Items from a figure collection
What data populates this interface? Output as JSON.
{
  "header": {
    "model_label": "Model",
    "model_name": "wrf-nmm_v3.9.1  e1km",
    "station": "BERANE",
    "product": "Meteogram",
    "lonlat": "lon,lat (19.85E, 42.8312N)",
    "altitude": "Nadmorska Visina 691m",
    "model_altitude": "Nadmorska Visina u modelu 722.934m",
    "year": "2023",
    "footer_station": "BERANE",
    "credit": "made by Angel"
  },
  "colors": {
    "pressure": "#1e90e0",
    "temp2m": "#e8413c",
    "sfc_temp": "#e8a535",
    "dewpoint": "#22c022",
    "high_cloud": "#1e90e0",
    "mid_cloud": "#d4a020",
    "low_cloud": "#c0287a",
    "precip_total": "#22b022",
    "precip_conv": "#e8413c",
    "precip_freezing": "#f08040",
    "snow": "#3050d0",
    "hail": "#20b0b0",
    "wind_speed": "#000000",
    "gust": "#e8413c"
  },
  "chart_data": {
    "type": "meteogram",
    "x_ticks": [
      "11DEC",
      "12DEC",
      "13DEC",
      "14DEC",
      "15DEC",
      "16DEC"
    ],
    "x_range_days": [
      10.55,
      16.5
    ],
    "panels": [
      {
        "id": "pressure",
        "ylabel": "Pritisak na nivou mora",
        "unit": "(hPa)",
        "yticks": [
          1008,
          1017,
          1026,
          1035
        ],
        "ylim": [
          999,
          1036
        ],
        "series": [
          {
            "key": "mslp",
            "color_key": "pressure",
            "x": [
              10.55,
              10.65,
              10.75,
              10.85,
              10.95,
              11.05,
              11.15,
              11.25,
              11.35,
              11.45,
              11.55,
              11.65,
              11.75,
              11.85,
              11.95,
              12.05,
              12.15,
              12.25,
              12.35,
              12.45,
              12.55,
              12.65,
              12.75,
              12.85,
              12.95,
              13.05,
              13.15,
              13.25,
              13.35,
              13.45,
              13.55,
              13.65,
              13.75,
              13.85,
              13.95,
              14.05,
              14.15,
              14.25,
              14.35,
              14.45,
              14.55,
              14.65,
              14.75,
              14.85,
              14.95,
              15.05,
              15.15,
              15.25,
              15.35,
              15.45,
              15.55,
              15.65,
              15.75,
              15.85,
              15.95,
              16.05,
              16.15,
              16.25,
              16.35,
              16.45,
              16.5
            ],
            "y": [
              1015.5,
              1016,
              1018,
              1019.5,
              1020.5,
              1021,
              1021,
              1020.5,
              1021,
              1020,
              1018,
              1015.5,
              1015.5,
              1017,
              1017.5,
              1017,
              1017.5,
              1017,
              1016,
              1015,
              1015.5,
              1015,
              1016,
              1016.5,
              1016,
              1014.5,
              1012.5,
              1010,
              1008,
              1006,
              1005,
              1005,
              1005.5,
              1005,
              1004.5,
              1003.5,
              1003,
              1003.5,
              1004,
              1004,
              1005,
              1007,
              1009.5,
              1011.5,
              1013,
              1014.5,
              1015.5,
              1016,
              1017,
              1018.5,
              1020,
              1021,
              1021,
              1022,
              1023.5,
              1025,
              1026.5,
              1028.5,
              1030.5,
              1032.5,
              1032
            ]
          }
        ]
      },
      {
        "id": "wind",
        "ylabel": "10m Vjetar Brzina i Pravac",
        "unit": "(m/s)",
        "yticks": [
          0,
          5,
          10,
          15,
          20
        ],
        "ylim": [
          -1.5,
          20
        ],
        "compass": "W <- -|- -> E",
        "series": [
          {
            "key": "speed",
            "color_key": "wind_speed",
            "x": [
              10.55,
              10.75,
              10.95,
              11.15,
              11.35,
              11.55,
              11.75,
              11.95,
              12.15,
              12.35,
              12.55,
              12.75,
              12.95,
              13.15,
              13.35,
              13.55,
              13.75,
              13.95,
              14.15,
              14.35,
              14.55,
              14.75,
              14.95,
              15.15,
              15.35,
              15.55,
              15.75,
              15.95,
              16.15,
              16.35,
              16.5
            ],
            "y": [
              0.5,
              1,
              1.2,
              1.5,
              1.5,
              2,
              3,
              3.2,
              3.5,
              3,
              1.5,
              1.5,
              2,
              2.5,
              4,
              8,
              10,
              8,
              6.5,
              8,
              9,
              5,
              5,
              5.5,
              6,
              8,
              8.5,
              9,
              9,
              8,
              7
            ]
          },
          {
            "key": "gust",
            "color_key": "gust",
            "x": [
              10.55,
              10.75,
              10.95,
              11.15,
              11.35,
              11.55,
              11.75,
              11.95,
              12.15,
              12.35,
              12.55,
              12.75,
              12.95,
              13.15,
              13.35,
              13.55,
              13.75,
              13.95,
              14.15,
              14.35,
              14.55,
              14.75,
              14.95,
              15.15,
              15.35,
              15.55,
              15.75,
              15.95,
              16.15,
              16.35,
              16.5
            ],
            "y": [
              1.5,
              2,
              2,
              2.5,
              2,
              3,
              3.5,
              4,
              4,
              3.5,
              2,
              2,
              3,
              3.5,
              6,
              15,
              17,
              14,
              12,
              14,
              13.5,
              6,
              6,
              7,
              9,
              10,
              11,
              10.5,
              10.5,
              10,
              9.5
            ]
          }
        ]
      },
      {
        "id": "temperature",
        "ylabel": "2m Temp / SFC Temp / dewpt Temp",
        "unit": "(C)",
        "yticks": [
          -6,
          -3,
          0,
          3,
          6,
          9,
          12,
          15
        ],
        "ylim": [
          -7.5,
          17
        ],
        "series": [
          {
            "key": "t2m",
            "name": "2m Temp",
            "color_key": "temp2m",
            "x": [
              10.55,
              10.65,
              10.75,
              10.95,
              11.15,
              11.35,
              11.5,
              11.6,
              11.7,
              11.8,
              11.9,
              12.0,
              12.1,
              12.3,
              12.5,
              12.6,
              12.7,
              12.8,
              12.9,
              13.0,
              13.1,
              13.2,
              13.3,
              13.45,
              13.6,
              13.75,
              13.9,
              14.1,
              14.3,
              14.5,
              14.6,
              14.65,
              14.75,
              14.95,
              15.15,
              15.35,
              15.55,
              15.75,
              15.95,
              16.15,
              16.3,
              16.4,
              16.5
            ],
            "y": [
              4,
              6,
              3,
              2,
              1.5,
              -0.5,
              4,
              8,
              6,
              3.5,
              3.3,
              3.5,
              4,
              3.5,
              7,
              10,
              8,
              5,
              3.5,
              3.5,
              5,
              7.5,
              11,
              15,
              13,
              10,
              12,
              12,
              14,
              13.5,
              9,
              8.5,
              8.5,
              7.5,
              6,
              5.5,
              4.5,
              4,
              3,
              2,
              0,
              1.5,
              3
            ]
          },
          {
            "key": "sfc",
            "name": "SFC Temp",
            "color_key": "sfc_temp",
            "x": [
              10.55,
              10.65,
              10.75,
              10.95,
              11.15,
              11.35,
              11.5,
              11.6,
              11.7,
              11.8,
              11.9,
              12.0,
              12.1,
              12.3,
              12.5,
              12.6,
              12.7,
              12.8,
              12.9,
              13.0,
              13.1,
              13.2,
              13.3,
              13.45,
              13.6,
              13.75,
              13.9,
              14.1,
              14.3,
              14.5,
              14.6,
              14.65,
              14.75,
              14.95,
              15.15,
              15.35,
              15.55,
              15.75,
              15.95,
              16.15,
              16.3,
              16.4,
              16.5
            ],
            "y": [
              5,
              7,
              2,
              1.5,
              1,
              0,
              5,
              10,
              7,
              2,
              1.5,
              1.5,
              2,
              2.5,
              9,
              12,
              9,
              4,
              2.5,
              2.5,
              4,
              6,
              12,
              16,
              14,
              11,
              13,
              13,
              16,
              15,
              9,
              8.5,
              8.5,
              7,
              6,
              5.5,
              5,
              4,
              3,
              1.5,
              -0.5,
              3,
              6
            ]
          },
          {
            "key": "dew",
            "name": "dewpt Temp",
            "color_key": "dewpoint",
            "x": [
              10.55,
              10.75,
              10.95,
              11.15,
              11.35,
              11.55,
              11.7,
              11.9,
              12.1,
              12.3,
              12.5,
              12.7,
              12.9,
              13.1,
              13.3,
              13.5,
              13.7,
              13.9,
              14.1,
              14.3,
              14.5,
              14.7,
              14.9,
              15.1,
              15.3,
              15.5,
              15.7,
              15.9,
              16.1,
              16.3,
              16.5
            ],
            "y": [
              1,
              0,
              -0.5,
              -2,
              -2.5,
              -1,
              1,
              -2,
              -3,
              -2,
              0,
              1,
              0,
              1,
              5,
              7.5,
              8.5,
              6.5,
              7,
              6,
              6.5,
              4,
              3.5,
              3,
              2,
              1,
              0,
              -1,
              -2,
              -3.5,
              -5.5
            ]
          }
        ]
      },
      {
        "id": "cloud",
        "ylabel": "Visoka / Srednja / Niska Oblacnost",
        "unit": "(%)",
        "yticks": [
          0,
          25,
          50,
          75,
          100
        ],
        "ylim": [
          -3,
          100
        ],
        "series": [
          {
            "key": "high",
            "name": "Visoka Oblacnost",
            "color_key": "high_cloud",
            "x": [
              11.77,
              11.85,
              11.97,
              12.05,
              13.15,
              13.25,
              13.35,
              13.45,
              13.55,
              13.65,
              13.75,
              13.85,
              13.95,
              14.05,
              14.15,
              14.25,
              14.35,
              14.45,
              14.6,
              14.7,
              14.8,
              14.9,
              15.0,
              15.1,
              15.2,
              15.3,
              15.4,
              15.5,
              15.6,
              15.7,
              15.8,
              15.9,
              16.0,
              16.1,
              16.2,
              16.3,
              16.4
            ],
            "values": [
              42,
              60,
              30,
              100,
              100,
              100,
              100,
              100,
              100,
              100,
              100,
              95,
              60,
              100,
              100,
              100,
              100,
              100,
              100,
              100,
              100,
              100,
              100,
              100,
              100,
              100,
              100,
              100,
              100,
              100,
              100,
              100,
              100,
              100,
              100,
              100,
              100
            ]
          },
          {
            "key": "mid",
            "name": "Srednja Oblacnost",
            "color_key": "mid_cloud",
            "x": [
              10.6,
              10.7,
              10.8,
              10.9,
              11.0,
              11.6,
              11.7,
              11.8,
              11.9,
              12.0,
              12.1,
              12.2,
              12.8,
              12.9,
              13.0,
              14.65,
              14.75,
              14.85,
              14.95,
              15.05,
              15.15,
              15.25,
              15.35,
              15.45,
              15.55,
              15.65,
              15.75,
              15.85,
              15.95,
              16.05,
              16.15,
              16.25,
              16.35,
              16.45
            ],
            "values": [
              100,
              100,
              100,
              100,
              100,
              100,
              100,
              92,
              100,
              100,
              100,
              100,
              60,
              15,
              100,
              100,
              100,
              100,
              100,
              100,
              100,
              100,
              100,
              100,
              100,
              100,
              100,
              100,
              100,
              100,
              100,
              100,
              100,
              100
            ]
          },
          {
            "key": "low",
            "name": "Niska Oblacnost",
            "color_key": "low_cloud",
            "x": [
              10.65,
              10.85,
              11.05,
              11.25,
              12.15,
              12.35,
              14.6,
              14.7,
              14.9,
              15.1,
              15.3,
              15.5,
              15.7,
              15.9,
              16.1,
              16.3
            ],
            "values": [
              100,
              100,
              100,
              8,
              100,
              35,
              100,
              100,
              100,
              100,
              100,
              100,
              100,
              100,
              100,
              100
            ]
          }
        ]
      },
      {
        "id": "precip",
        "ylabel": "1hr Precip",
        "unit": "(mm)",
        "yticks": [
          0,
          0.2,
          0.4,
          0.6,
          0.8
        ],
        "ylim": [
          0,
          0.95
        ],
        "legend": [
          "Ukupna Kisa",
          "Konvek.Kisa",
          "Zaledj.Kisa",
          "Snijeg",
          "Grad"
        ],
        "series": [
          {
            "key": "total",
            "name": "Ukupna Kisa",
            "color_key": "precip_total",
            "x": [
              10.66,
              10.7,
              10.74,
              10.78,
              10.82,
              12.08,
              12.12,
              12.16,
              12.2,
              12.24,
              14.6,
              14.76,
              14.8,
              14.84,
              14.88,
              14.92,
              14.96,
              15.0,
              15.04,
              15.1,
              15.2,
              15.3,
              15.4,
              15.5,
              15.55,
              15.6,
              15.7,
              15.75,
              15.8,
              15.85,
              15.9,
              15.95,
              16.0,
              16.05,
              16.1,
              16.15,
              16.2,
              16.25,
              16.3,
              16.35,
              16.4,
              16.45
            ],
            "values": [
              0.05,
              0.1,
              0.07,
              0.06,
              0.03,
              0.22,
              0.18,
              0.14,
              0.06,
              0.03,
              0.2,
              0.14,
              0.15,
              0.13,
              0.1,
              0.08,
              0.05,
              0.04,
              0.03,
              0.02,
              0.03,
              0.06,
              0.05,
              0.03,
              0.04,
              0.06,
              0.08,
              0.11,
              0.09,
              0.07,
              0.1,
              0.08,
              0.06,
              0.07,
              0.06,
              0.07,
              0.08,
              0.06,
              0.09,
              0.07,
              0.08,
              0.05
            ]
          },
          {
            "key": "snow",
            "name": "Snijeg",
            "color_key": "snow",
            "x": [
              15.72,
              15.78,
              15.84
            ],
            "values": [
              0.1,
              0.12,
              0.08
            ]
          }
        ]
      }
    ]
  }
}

Requirement -
List every line above containing the word "Niska".

Expected output -
        "ylabel": "Visoka / Srednja / Niska Oblacnost",
            "name": "Niska Oblacnost",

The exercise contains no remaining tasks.